* [Prompt]
Please report every line from the material that contains the word "Output".

* [Data section]
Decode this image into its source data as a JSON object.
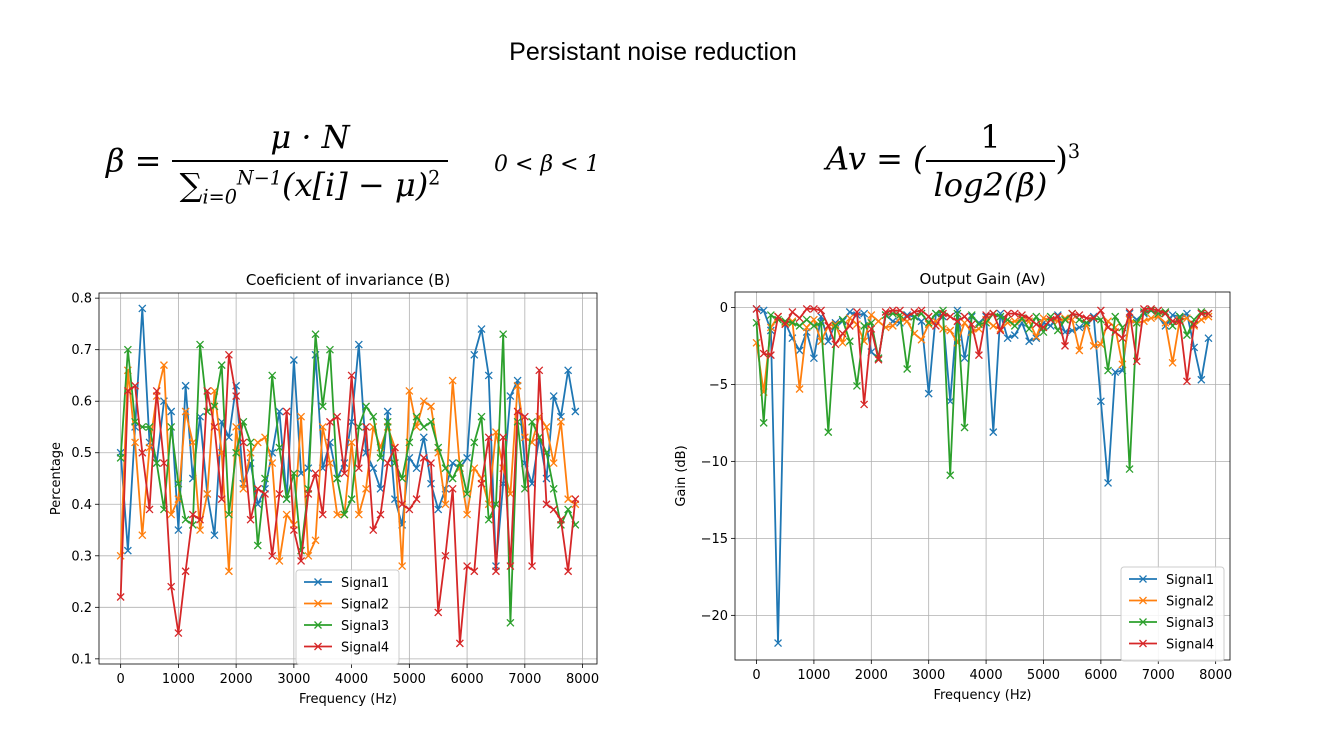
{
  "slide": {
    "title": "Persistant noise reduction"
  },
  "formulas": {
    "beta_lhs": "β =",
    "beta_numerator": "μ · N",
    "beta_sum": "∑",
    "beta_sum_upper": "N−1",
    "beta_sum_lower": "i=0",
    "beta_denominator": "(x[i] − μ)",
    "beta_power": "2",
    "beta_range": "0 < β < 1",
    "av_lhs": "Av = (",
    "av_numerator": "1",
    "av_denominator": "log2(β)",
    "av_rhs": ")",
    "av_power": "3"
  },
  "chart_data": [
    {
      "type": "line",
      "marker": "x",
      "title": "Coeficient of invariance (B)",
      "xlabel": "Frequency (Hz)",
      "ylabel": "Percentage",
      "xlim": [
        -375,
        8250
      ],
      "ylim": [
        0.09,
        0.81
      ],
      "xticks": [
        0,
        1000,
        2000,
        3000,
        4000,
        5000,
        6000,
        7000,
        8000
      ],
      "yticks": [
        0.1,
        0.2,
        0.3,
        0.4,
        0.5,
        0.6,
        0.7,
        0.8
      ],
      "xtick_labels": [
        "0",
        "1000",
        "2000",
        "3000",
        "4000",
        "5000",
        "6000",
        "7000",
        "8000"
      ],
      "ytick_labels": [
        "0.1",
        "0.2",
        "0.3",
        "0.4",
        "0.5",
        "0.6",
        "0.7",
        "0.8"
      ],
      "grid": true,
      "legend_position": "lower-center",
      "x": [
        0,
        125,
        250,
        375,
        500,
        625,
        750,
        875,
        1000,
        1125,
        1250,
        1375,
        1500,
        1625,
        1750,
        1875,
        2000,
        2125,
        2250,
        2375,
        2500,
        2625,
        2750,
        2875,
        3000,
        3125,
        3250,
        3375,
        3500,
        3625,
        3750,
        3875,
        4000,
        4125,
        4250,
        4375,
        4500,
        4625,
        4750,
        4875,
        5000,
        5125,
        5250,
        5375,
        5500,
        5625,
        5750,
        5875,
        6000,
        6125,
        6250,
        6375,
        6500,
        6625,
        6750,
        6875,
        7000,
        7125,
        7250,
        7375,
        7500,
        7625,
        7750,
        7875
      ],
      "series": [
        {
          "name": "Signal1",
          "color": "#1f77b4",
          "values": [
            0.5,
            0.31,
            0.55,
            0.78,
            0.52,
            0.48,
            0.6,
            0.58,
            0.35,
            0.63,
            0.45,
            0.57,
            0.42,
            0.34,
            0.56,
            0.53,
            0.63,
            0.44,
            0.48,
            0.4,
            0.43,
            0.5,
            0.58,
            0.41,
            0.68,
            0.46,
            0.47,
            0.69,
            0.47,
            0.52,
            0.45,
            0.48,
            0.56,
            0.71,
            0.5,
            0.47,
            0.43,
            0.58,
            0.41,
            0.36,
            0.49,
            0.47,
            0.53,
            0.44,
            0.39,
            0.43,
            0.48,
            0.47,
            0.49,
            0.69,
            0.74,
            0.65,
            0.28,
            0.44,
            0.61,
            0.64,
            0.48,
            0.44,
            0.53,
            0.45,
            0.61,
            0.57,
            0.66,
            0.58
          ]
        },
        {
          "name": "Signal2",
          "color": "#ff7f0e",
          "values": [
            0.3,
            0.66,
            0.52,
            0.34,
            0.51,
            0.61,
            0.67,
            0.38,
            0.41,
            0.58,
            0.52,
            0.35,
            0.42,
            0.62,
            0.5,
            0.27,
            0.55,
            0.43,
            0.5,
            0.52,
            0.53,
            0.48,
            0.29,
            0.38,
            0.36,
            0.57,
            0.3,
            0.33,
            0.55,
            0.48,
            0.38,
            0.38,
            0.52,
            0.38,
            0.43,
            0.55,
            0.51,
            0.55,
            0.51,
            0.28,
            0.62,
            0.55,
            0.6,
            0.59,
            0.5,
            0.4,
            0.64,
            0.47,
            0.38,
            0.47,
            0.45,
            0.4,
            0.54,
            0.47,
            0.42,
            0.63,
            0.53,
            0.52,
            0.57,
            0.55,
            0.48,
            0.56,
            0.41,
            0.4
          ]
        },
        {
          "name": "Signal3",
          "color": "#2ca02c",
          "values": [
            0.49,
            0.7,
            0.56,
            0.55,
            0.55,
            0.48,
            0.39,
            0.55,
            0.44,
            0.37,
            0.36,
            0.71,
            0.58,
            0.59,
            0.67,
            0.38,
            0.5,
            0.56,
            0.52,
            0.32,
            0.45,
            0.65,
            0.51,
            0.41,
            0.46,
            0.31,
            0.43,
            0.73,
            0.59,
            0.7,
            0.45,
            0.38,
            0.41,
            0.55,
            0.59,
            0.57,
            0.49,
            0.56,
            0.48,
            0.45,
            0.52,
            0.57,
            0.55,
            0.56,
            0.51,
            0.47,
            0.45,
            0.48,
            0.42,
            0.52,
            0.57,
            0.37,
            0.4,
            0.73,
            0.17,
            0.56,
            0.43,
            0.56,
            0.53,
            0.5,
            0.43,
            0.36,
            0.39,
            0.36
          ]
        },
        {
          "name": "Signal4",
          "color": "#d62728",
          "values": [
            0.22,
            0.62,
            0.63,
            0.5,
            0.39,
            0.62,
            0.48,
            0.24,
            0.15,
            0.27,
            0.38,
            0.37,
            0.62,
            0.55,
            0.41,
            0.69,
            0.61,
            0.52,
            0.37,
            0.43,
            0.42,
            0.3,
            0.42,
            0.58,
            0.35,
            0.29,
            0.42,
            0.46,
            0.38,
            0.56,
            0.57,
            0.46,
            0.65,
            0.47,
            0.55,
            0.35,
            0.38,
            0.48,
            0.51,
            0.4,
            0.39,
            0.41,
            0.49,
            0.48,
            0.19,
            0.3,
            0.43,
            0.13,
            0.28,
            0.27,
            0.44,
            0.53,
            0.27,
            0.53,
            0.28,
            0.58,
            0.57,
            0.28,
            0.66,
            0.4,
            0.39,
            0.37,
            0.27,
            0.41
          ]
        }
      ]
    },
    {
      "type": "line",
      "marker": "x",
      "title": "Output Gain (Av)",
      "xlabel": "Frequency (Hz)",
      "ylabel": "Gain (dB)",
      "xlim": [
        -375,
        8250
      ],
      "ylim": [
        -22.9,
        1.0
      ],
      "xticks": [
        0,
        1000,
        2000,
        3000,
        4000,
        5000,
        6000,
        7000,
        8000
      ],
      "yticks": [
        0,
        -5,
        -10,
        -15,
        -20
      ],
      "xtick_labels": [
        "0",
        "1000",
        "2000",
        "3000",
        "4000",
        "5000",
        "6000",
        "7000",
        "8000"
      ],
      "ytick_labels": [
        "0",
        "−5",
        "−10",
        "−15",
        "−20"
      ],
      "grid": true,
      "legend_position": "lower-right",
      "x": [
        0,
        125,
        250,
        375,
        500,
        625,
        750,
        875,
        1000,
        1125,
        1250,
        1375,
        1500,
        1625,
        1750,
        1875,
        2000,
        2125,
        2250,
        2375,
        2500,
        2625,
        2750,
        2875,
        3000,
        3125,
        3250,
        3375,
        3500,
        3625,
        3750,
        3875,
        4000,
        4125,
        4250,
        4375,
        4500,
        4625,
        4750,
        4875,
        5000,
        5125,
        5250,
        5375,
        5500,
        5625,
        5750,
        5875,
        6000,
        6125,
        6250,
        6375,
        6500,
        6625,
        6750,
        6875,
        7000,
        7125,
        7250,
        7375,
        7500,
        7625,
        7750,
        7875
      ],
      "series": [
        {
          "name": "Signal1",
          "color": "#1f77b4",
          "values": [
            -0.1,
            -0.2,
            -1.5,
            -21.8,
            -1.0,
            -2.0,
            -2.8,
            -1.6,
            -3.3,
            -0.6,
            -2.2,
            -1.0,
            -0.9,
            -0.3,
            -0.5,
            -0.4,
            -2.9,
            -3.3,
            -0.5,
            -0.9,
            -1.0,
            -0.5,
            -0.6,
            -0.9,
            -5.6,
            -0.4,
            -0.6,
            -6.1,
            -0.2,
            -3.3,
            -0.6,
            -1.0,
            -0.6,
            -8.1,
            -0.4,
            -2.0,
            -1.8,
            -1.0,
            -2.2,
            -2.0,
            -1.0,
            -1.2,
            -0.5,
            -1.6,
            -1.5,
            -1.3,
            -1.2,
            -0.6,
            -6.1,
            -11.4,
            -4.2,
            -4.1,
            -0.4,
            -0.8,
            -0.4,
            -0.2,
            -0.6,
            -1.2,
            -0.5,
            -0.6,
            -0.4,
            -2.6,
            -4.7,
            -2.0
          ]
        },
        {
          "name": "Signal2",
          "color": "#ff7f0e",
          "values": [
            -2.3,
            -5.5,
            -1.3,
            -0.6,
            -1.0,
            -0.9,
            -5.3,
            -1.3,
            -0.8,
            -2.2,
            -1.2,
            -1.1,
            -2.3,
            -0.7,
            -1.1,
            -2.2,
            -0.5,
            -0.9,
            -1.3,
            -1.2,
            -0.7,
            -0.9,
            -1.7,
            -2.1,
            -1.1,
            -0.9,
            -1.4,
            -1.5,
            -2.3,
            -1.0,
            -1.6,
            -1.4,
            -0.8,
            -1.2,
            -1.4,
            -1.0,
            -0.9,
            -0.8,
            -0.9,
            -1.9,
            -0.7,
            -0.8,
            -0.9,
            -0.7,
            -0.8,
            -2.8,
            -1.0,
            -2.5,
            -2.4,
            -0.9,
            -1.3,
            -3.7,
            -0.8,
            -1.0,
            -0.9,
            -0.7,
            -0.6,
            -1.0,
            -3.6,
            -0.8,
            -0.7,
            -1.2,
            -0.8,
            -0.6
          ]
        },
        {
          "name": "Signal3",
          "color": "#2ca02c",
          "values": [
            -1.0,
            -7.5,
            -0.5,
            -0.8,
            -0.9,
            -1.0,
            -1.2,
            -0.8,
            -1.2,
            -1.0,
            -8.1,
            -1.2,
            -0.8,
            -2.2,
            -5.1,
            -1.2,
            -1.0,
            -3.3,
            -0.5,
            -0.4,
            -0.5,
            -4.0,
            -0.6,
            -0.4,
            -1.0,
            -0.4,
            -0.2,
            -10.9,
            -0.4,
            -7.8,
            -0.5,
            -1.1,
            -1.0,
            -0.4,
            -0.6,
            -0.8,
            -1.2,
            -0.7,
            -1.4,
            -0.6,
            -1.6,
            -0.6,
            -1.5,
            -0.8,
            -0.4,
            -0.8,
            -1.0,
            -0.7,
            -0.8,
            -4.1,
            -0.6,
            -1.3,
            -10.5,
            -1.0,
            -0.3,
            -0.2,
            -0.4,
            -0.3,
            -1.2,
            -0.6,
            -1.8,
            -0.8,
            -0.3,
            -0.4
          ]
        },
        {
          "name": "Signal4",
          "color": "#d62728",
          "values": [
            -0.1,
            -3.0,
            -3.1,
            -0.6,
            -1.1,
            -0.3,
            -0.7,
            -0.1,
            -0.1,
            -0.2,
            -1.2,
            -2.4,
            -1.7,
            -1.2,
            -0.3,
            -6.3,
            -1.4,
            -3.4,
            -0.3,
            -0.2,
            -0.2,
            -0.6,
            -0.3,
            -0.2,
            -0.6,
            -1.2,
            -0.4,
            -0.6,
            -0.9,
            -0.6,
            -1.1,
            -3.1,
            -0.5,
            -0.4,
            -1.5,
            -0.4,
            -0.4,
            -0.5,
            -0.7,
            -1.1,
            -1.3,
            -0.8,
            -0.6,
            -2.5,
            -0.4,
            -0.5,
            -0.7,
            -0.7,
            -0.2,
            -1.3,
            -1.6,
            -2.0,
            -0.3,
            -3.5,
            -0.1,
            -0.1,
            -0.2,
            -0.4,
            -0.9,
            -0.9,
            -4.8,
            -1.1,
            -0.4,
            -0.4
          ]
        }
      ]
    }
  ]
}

...

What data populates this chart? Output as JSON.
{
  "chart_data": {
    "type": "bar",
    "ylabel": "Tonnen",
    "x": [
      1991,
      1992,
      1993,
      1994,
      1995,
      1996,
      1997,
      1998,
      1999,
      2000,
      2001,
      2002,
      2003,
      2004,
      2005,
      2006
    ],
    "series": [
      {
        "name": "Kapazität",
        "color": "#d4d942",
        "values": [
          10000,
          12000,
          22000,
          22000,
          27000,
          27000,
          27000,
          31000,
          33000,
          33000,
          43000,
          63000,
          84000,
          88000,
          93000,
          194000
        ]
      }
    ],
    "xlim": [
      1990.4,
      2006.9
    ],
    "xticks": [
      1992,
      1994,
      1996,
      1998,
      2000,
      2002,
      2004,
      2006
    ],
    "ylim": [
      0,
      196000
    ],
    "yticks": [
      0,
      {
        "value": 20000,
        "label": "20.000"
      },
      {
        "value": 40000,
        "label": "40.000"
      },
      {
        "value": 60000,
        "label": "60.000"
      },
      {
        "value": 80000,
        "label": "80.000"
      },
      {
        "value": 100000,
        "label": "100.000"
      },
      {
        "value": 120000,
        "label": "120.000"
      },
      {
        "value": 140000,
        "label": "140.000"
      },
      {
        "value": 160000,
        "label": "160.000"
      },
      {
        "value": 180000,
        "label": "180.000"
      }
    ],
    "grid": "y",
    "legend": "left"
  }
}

* [Expected answer]
      "title": "Output Gain (Av)",
What data populates this chart? Output as JSON.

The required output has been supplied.